#### Actions to take:
1. According to the text on the Scottish Football Combination, on what date was the competition formed?
2. Continue the text on the Scottish Football Combination, starting after its last sentence.

#### Text segment:

################

= Scottish Football Combination =

The Scottish Football Combination was a football league football structure set up in Scotland for clubs outside the Scottish Football League and the reserves (or A sides) of some of the League members.

==History==
===1896–1911===
The competition was formed on 7 July 1896, by sides from various other competitions, including the Scottish Football Alliance and the Midland League. A handful of reserve clubs also expressed a wish to join, and these were accepted; indeed, the competition was over-subscribed, Hamilton Academical being accepted as members over Albion Rovers by 9 votes to 7, and Third Lanark's A side being preferred to that of Clyde. Nutt of Wishaw Thistle was the inaugural president, with Willie Maley of Celtic as vice-president.

################

#### Source material:
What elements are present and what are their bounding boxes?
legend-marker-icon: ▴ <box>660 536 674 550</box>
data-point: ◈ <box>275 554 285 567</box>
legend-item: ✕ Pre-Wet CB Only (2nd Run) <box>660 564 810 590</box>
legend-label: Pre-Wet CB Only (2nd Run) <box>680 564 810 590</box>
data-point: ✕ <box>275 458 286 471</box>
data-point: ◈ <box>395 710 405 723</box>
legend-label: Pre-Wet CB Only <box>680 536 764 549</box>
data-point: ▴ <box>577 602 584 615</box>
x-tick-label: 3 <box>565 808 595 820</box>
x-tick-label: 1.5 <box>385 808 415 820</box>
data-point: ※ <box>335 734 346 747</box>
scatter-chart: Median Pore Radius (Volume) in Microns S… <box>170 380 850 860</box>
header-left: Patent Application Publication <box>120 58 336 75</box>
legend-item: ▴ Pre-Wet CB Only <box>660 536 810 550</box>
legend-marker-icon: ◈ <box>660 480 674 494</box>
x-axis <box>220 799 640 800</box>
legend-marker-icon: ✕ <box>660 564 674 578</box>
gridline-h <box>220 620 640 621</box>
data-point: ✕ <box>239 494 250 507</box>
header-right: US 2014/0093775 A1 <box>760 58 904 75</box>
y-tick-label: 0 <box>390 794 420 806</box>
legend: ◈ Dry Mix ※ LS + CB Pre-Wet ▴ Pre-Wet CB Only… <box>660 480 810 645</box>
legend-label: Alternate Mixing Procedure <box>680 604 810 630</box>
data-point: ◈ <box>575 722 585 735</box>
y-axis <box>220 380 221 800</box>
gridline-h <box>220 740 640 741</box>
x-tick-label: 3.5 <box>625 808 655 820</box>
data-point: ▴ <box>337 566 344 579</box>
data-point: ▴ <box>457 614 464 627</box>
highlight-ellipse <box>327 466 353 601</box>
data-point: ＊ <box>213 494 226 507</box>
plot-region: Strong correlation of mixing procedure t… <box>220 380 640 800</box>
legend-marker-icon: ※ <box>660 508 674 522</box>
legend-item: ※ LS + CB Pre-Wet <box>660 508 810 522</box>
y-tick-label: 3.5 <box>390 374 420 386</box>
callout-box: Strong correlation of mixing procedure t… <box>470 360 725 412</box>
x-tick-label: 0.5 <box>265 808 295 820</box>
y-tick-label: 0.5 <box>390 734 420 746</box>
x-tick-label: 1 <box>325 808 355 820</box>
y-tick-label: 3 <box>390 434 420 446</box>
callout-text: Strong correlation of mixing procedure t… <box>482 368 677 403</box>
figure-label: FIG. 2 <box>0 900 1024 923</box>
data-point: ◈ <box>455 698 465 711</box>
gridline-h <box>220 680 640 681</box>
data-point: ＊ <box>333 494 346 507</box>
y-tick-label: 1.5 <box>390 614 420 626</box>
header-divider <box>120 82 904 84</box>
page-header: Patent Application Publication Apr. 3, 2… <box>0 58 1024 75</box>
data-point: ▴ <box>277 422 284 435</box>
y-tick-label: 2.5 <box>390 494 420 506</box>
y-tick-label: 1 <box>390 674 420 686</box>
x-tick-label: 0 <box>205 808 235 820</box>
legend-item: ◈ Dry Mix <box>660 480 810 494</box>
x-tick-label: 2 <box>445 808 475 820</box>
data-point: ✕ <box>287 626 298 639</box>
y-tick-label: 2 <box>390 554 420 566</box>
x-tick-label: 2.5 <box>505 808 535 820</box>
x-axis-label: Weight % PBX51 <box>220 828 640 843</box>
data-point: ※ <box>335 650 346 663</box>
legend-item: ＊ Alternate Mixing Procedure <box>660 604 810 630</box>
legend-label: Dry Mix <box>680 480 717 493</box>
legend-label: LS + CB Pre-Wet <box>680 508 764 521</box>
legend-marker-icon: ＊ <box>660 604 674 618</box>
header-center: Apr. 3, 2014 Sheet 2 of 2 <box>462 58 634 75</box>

################

#### Answers below:
1. 7 July 1896

2.
Reserve sides won the first four titles; the prestige of the competition was such that on six occasions before 1906 member clubs were elected to the Scottish League. In 1906, another competition, the Scottish Football Union, was formed, and six clubs left the Combination for the Union. Although new clubs were recruited, the status of the Combination took a blow, and the competition petered out during the 1910–11 season.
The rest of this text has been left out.